=== Begin Enclosure ===
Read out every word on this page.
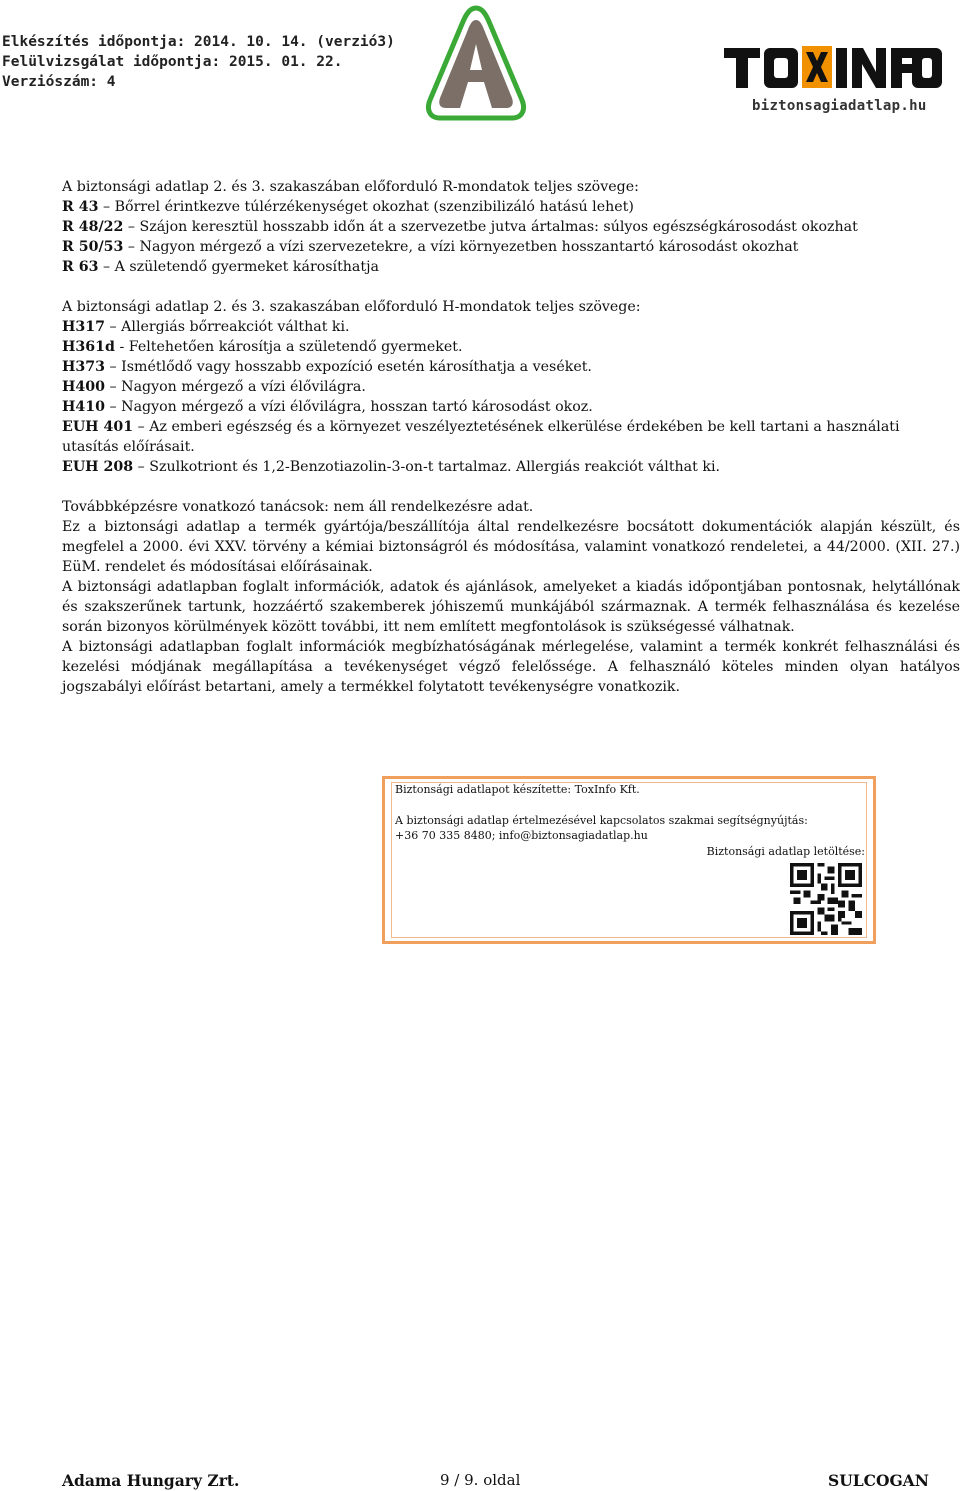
Elkészítés időpontja: 2014. 10. 14. (verzió3)
Felülvizsgálat időpontja: 2015. 01. 22.
Verziószám: 4
biztonsagiadatlap.hu

A biztonsági adatlap 2. és 3. szakaszában előforduló R-mondatok teljes szövege:

R 43 – Bőrrel érintkezve túlérzékenységet okozhat (szenzibilizáló hatású lehet)

R 48/22 – Szájon keresztül hosszabb időn át a szervezetbe jutva ártalmas: súlyos egészségkárosodást okozhat

R 50/53 – Nagyon mérgező a vízi szervezetekre, a vízi környezetben hosszantartó károsodást okozhat

R 63 – A születendő gyermeket károsíthatja

A biztonsági adatlap 2. és 3. szakaszában előforduló H-mondatok teljes szövege:

H317 – Allergiás bőrreakciót válthat ki.

H361d - Feltehetően károsítja a születendő gyermeket.

H373 – Ismétlődő vagy hosszabb expozíció esetén károsíthatja a veséket.

H400 – Nagyon mérgező a vízi élővilágra.

H410 – Nagyon mérgező a vízi élővilágra, hosszan tartó károsodást okoz.

EUH 401 – Az emberi egészség és a környezet veszélyeztetésének elkerülése érdekében be kell tartani a használati utasítás előírásait.

EUH 208 – Szulkotriont és 1,2-Benzotiazolin-3-on-t tartalmaz. Allergiás reakciót válthat ki.

Továbbképzésre vonatkozó tanácsok: nem áll rendelkezésre adat.

Ez a biztonsági adatlap a termék gyártója/beszállítója által rendelkezésre bocsátott dokumentációk alapján készült, és megfelel a 2000. évi XXV. törvény a kémiai biztonságról és módosítása, valamint vonatkozó rendeletei, a 44/2000. (XII. 27.) EüM. rendelet és módosításai előírásainak.

A biztonsági adatlapban foglalt információk, adatok és ajánlások, amelyeket a kiadás időpontjában pontosnak, helytállónak és szakszerűnek tartunk, hozzáértő szakemberek jóhiszemű munkájából származnak. A termék felhasználása és kezelése során bizonyos körülmények között további, itt nem említett megfontolások is szükségessé válhatnak.

A biztonsági adatlapban foglalt információk megbízhatóságának mérlegelése, valamint a termék konkrét felhasználási és kezelési módjának megállapítása a tevékenységet végző felelőssége. A felhasználó köteles minden olyan hatályos jogszabályi előírást betartani, amely a termékkel folytatott tevékenységre vonatkozik.

Biztonsági adatlapot készítette: ToxInfo Kft.
A biztonsági adatlap értelmezésével kapcsolatos szakmai segítségnyújtás:
+36 70 335 8480; info@biztonsagiadatlap.hu
Biztonsági adatlap letöltése:
Adama Hungary Zrt.	9 / 9. oldal	SULCOGAN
=== End Enclosure ===
Your objective
Return all entries preceding this task exactly as they stand, leaving any picture out.

Solution for this task
Read out every word on this page.
Elkészítés időpontja: 2014. 10. 14. (verzió3)
Felülvizsgálat időpontja: 2015. 01. 22.
Verziószám: 4
biztonsagiadatlap.hu

A biztonsági adatlap 2. és 3. szakaszában előforduló R-mondatok teljes szövege:

R 43 – Bőrrel érintkezve túlérzékenységet okozhat (szenzibilizáló hatású lehet)

R 48/22 – Szájon keresztül hosszabb időn át a szervezetbe jutva ártalmas: súlyos egészségkárosodást okozhat

R 50/53 – Nagyon mérgező a vízi szervezetekre, a vízi környezetben hosszantartó károsodást okozhat

R 63 – A születendő gyermeket károsíthatja

A biztonsági adatlap 2. és 3. szakaszában előforduló H-mondatok teljes szövege:

H317 – Allergiás bőrreakciót válthat ki.

H361d - Feltehetően károsítja a születendő gyermeket.

H373 – Ismétlődő vagy hosszabb expozíció esetén károsíthatja a veséket.

H400 – Nagyon mérgező a vízi élővilágra.

H410 – Nagyon mérgező a vízi élővilágra, hosszan tartó károsodást okoz.

EUH 401 – Az emberi egészség és a környezet veszélyeztetésének elkerülése érdekében be kell tartani a használati utasítás előírásait.

EUH 208 – Szulkotriont és 1,2-Benzotiazolin-3-on-t tartalmaz. Allergiás reakciót válthat ki.

Továbbképzésre vonatkozó tanácsok: nem áll rendelkezésre adat.

Ez a biztonsági adatlap a termék gyártója/beszállítója által rendelkezésre bocsátott dokumentációk alapján készült, és megfelel a 2000. évi XXV. törvény a kémiai biztonságról és módosítása, valamint vonatkozó rendeletei, a 44/2000. (XII. 27.) EüM. rendelet és módosításai előírásainak.

A biztonsági adatlapban foglalt információk, adatok és ajánlások, amelyeket a kiadás időpontjában pontosnak, helytállónak és szakszerűnek tartunk, hozzáértő szakemberek jóhiszemű munkájából származnak. A termék felhasználása és kezelése során bizonyos körülmények között további, itt nem említett megfontolások is szükségessé válhatnak.

A biztonsági adatlapban foglalt információk megbízhatóságának mérlegelése, valamint a termék konkrét felhasználási és kezelési módjának megállapítása a tevékenységet végző felelőssége. A felhasználó köteles minden olyan hatályos jogszabályi előírást betartani, amely a termékkel folytatott tevékenységre vonatkozik.

Biztonsági adatlapot készítette: ToxInfo Kft.
A biztonsági adatlap értelmezésével kapcsolatos szakmai segítségnyújtás:
+36 70 335 8480; info@biztonsagiadatlap.hu
Biztonsági adatlap letöltése:
Adama Hungary Zrt.	9 / 9. oldal	SULCOGAN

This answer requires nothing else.